>> BEGIN Data for this task

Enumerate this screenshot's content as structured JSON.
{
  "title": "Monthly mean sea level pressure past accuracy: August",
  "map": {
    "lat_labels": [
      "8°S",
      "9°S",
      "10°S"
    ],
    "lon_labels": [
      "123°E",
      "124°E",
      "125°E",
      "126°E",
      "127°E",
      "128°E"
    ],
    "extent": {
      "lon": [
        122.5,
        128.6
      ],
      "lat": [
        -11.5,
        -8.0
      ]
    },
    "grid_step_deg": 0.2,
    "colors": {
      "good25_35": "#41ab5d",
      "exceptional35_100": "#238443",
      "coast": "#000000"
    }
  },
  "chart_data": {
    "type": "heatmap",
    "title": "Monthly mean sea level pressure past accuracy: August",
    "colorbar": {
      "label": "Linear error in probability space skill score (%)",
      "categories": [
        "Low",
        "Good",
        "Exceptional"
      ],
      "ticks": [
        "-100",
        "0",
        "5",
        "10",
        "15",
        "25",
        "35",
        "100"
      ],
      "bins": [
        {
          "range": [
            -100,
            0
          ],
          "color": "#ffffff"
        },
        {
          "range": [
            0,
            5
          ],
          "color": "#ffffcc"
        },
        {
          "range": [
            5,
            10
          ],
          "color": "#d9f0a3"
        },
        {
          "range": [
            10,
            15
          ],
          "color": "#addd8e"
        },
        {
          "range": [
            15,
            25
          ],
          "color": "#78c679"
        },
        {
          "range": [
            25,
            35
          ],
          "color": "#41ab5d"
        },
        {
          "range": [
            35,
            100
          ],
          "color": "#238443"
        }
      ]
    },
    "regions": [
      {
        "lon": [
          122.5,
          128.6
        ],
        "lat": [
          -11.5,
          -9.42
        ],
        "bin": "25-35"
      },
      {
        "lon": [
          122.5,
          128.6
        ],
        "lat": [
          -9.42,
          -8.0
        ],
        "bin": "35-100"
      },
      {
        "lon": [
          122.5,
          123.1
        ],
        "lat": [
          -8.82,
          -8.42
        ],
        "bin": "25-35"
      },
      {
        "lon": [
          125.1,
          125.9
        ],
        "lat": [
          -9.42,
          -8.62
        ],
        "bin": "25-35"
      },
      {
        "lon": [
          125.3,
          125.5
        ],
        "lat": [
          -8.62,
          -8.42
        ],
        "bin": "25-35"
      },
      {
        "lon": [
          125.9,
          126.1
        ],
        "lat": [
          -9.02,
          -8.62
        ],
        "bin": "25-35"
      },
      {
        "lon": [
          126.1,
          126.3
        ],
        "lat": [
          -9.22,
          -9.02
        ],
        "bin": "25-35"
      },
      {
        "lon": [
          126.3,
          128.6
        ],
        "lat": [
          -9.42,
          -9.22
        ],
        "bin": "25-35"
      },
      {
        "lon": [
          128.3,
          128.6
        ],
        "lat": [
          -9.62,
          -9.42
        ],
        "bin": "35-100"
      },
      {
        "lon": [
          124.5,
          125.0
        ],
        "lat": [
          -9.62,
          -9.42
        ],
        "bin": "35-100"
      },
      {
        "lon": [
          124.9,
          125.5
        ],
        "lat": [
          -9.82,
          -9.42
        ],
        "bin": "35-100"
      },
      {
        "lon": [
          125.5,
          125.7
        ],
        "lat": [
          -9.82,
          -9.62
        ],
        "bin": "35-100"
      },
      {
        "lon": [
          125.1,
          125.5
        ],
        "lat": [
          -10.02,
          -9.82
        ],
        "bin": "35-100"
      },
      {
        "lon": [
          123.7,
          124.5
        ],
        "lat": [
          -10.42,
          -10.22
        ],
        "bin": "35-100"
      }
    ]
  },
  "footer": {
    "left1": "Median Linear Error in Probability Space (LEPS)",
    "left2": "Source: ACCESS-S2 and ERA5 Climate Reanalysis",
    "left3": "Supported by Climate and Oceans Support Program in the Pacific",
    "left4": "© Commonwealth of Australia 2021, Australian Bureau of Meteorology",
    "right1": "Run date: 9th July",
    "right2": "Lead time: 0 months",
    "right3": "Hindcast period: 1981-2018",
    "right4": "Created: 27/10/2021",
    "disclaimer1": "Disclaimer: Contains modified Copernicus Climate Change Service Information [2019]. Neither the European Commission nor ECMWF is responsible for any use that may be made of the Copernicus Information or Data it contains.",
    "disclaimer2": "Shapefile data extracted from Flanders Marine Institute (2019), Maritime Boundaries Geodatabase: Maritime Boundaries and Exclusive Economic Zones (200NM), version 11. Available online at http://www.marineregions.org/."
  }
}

>> END Data for this task

Task prompt. Copy all of the data exactly.

Solution.
Enumerate this screenshot's content as structured JSON.
{
  "title": "Monthly mean sea level pressure past accuracy: August",
  "map": {
    "lat_labels": [
      "8°S",
      "9°S",
      "10°S"
    ],
    "lon_labels": [
      "123°E",
      "124°E",
      "125°E",
      "126°E",
      "127°E",
      "128°E"
    ],
    "extent": {
      "lon": [
        122.5,
        128.6
      ],
      "lat": [
        -11.5,
        -8.0
      ]
    },
    "grid_step_deg": 0.2,
    "colors": {
      "good25_35": "#41ab5d",
      "exceptional35_100": "#238443",
      "coast": "#000000"
    }
  },
  "chart_data": {
    "type": "heatmap",
    "title": "Monthly mean sea level pressure past accuracy: August",
    "colorbar": {
      "label": "Linear error in probability space skill score (%)",
      "categories": [
        "Low",
        "Good",
        "Exceptional"
      ],
      "ticks": [
        "-100",
        "0",
        "5",
        "10",
        "15",
        "25",
        "35",
        "100"
      ],
      "bins": [
        {
          "range": [
            -100,
            0
          ],
          "color": "#ffffff"
        },
        {
          "range": [
            0,
            5
          ],
          "color": "#ffffcc"
        },
        {
          "range": [
            5,
            10
          ],
          "color": "#d9f0a3"
        },
        {
          "range": [
            10,
            15
          ],
          "color": "#addd8e"
        },
        {
          "range": [
            15,
            25
          ],
          "color": "#78c679"
        },
        {
          "range": [
            25,
            35
          ],
          "color": "#41ab5d"
        },
        {
          "range": [
            35,
            100
          ],
          "color": "#238443"
        }
      ]
    },
    "regions": [
      {
        "lon": [
          122.5,
          128.6
        ],
        "lat": [
          -11.5,
          -9.42
        ],
        "bin": "25-35"
      },
      {
        "lon": [
          122.5,
          128.6
        ],
        "lat": [
          -9.42,
          -8.0
        ],
        "bin": "35-100"
      },
      {
        "lon": [
          122.5,
          123.1
        ],
        "lat": [
          -8.82,
          -8.42
        ],
        "bin": "25-35"
      },
      {
        "lon": [
          125.1,
          125.9
        ],
        "lat": [
          -9.42,
          -8.62
        ],
        "bin": "25-35"
      },
      {
        "lon": [
          125.3,
          125.5
        ],
        "lat": [
          -8.62,
          -8.42
        ],
        "bin": "25-35"
      },
      {
        "lon": [
          125.9,
          126.1
        ],
        "lat": [
          -9.02,
          -8.62
        ],
        "bin": "25-35"
      },
      {
        "lon": [
          126.1,
          126.3
        ],
        "lat": [
          -9.22,
          -9.02
        ],
        "bin": "25-35"
      },
      {
        "lon": [
          126.3,
          128.6
        ],
        "lat": [
          -9.42,
          -9.22
        ],
        "bin": "25-35"
      },
      {
        "lon": [
          128.3,
          128.6
        ],
        "lat": [
          -9.62,
          -9.42
        ],
        "bin": "35-100"
      },
      {
        "lon": [
          124.5,
          125.0
        ],
        "lat": [
          -9.62,
          -9.42
        ],
        "bin": "35-100"
      },
      {
        "lon": [
          124.9,
          125.5
        ],
        "lat": [
          -9.82,
          -9.42
        ],
        "bin": "35-100"
      },
      {
        "lon": [
          125.5,
          125.7
        ],
        "lat": [
          -9.82,
          -9.62
        ],
        "bin": "35-100"
      },
      {
        "lon": [
          125.1,
          125.5
        ],
        "lat": [
          -10.02,
          -9.82
        ],
        "bin": "35-100"
      },
      {
        "lon": [
          123.7,
          124.5
        ],
        "lat": [
          -10.42,
          -10.22
        ],
        "bin": "35-100"
      }
    ]
  },
  "footer": {
    "left1": "Median Linear Error in Probability Space (LEPS)",
    "left2": "Source: ACCESS-S2 and ERA5 Climate Reanalysis",
    "left3": "Supported by Climate and Oceans Support Program in the Pacific",
    "left4": "© Commonwealth of Australia 2021, Australian Bureau of Meteorology",
    "right1": "Run date: 9th July",
    "right2": "Lead time: 0 months",
    "right3": "Hindcast period: 1981-2018",
    "right4": "Created: 27/10/2021",
    "disclaimer1": "Disclaimer: Contains modified Copernicus Climate Change Service Information [2019]. Neither the European Commission nor ECMWF is responsible for any use that may be made of the Copernicus Information or Data it contains.",
    "disclaimer2": "Shapefile data extracted from Flanders Marine Institute (2019), Maritime Boundaries Geodatabase: Maritime Boundaries and Exclusive Economic Zones (200NM), version 11. Available online at http://www.marineregions.org/."
  }
}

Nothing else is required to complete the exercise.